- [Directions]:
Go through the records and copy each line where the word "Task" occurs.

- [Raw records]:
* * * * *

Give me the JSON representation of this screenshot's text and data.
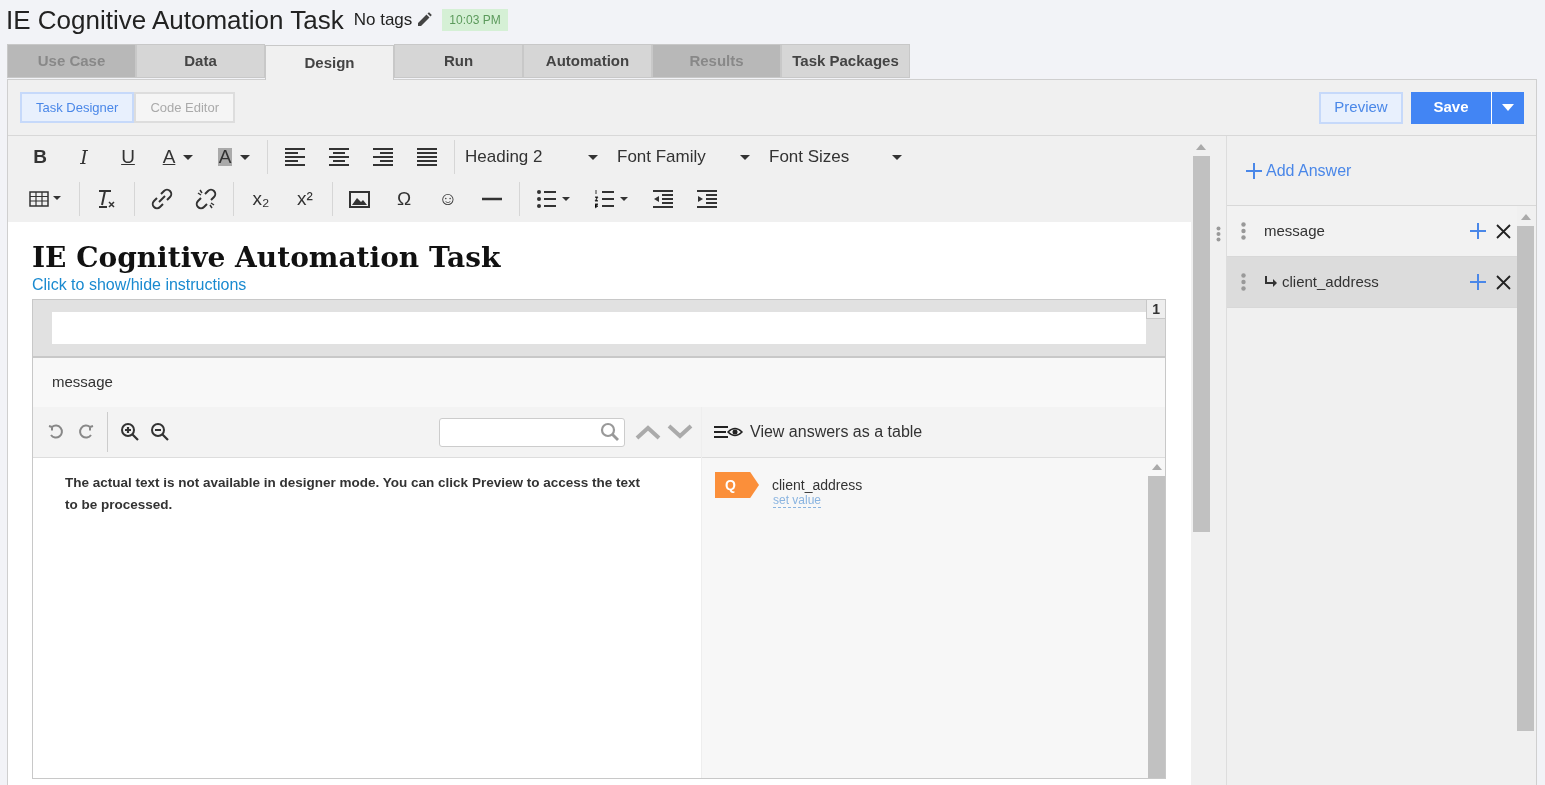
{
  "header": {
    "title": "IE Cognitive Automation Task",
    "tags": "No tags",
    "time": "10:03 PM"
  },
  "tabs": [
    {
      "label": "Use Case",
      "selected": false,
      "disabled": true
    },
    {
      "label": "Data",
      "selected": false,
      "disabled": false
    },
    {
      "label": "Design",
      "selected": true,
      "disabled": false
    },
    {
      "label": "Run",
      "selected": false,
      "disabled": false
    },
    {
      "label": "Automation",
      "selected": false,
      "disabled": false
    },
    {
      "label": "Results",
      "selected": false,
      "disabled": true
    },
    {
      "label": "Task Packages",
      "selected": false,
      "disabled": false
    }
  ],
  "modes": [
    {
      "label": "Task Designer",
      "selected": true
    },
    {
      "label": "Code Editor",
      "selected": false
    }
  ],
  "actions": {
    "preview": "Preview",
    "save": "Save"
  },
  "toolbar": {
    "rows": [
      [
        {
          "kind": "bold",
          "text": "B"
        },
        {
          "kind": "italic",
          "text": "I"
        },
        {
          "kind": "underline",
          "text": "U"
        },
        {
          "kind": "textcolor",
          "text": "A"
        },
        {
          "kind": "bgcolor",
          "text": "A"
        },
        {
          "kind": "sep"
        },
        {
          "kind": "align-left"
        },
        {
          "kind": "align-center"
        },
        {
          "kind": "align-right"
        },
        {
          "kind": "justify"
        },
        {
          "kind": "sep"
        },
        {
          "kind": "select",
          "text": "Heading 2"
        },
        {
          "kind": "select",
          "text": "Font Family"
        },
        {
          "kind": "select",
          "text": "Font Sizes"
        }
      ],
      [
        {
          "kind": "table"
        },
        {
          "kind": "sep"
        },
        {
          "kind": "clear-format"
        },
        {
          "kind": "sep"
        },
        {
          "kind": "link"
        },
        {
          "kind": "unlink"
        },
        {
          "kind": "sep"
        },
        {
          "kind": "glyph",
          "text": "x₂"
        },
        {
          "kind": "glyph",
          "text": "x²"
        },
        {
          "kind": "sep"
        },
        {
          "kind": "image"
        },
        {
          "kind": "glyph",
          "text": "Ω"
        },
        {
          "kind": "glyph",
          "text": "☺"
        },
        {
          "kind": "hr"
        },
        {
          "kind": "sep"
        },
        {
          "kind": "bullets"
        },
        {
          "kind": "numbers"
        },
        {
          "kind": "outdent"
        },
        {
          "kind": "indent"
        }
      ]
    ]
  },
  "document": {
    "heading": "IE Cognitive Automation Task",
    "instructions_link": "Click to show/hide instructions",
    "page_number": "1",
    "field_label": "message",
    "view_answers": "View answers as a table",
    "notice": "The actual text is not available in designer mode. You can click Preview to access the text to be processed.",
    "questions": [
      {
        "badge": "Q",
        "name": "client_address",
        "action": "set value"
      }
    ]
  },
  "answers": {
    "add_label": "Add Answer",
    "items": [
      {
        "name": "message",
        "selected": false,
        "children": [
          {
            "name": "client_address",
            "selected": true
          }
        ]
      }
    ]
  }
}
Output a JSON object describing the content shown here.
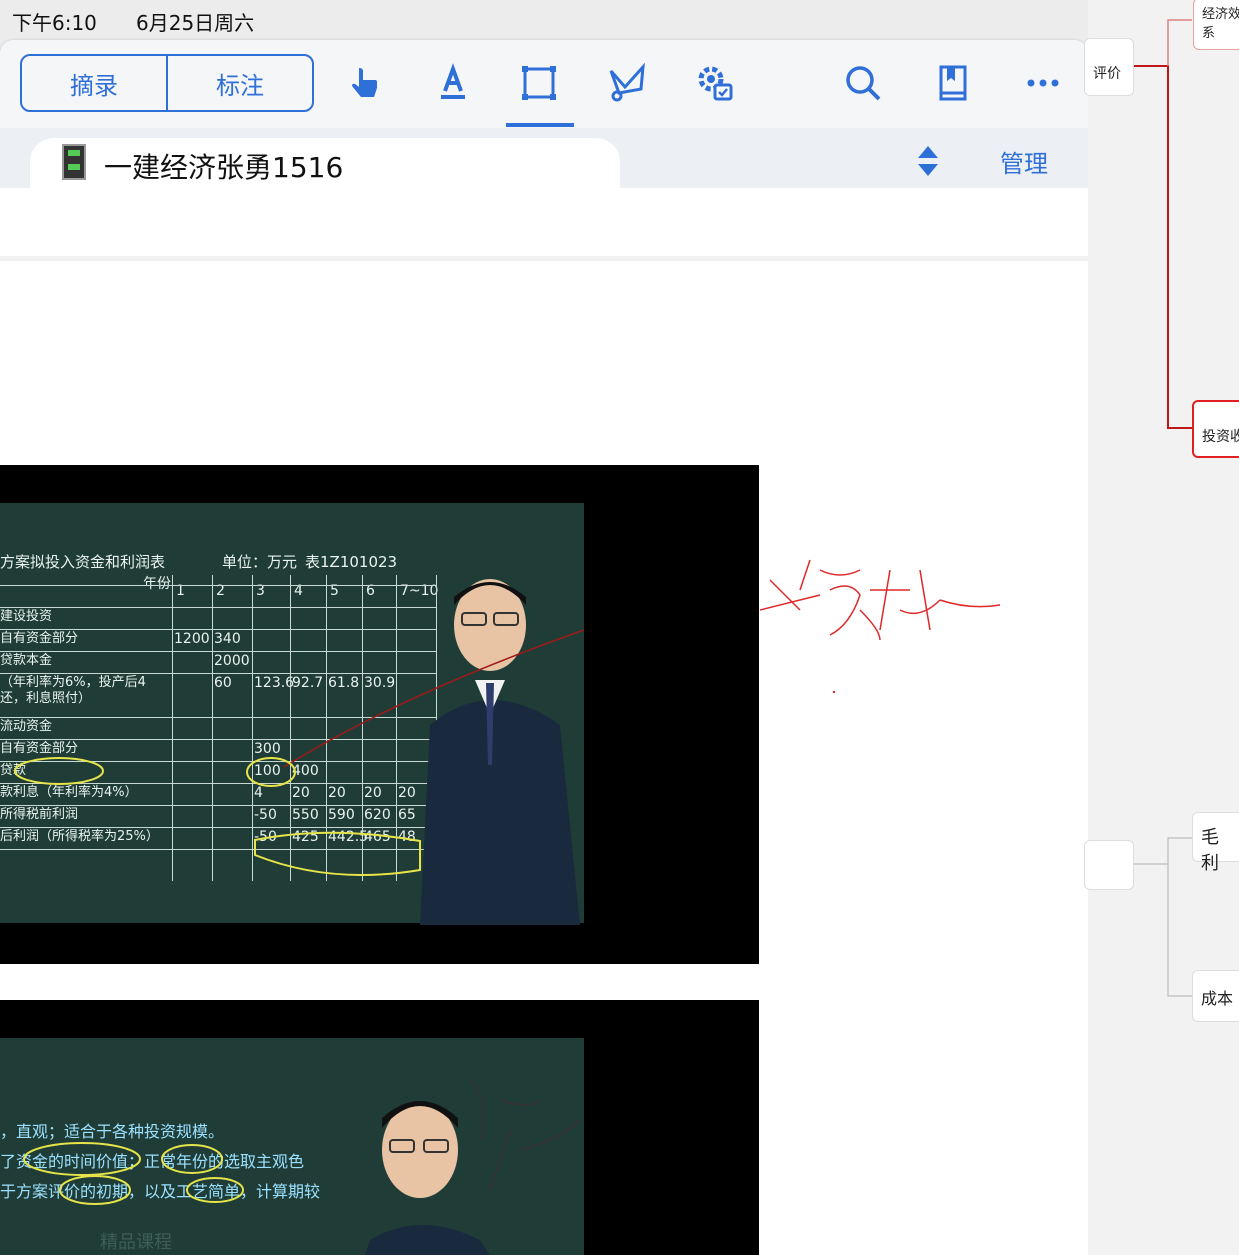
{
  "status": {
    "time": "下午6:10",
    "date": "6月25日周六"
  },
  "toolbar": {
    "excerpt_label": "摘录",
    "annotate_label": "标注",
    "accent_color": "#2f6fd8",
    "tools": [
      "hand-pointer-icon",
      "text-highlight-icon",
      "rect-select-icon",
      "lasso-icon",
      "settings-gear-icon",
      "search-icon",
      "bookmark-icon",
      "more-icon"
    ]
  },
  "tab": {
    "title": "一建经济张勇1516",
    "manage_label": "管理"
  },
  "video1": {
    "title": "方案拟投入资金和利润表",
    "unit": "单位：万元",
    "table_no": "表1Z101023",
    "year_header": "年份",
    "cols": [
      "1",
      "2",
      "3",
      "4",
      "5",
      "6",
      "7~10"
    ],
    "rows": [
      [
        "建设投资",
        "",
        "",
        "",
        "",
        "",
        "",
        ""
      ],
      [
        "自有资金部分",
        "1200",
        "340",
        "",
        "",
        "",
        "",
        ""
      ],
      [
        "贷款本金",
        "",
        "2000",
        "",
        "",
        "",
        "",
        ""
      ],
      [
        "（年利率为6%，投产后4\n还，利息照付）",
        "",
        "60",
        "123.6",
        "92.7",
        "61.8",
        "30.9",
        ""
      ],
      [
        "流动资金",
        "",
        "",
        "",
        "",
        "",
        "",
        ""
      ],
      [
        "自有资金部分",
        "",
        "",
        "300",
        "",
        "",
        "",
        ""
      ],
      [
        "贷款",
        "",
        "",
        "100",
        "400",
        "",
        "",
        ""
      ],
      [
        "款利息（年利率为4%）",
        "",
        "",
        "4",
        "20",
        "20",
        "20",
        "20"
      ],
      [
        "所得税前利润",
        "",
        "",
        "-50",
        "550",
        "590",
        "620",
        "65"
      ],
      [
        "后利润（所得税率为25%）",
        "",
        "",
        "-50",
        "425",
        "442.5",
        "465",
        "48"
      ]
    ]
  },
  "video2": {
    "line1": "，直观；适合于各种投资规模。",
    "line2": "了资金的时间价值；正常年份的选取主观色",
    "line3": "于方案评价的初期，以及工艺简单，计算期较",
    "footer": "精品课程"
  },
  "mindmap": {
    "node_top": "经济效\n系",
    "node_eval": "评价",
    "node_invest": "投资收",
    "node_gross": "毛利",
    "node_cost": "成本"
  }
}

* * * * *

- [The reply]:
    "title": "IE Cognitive Automation Task",
      "label": "Task Packages",
      "label": "Task Designer",
    "heading": "IE Cognitive Automation Task",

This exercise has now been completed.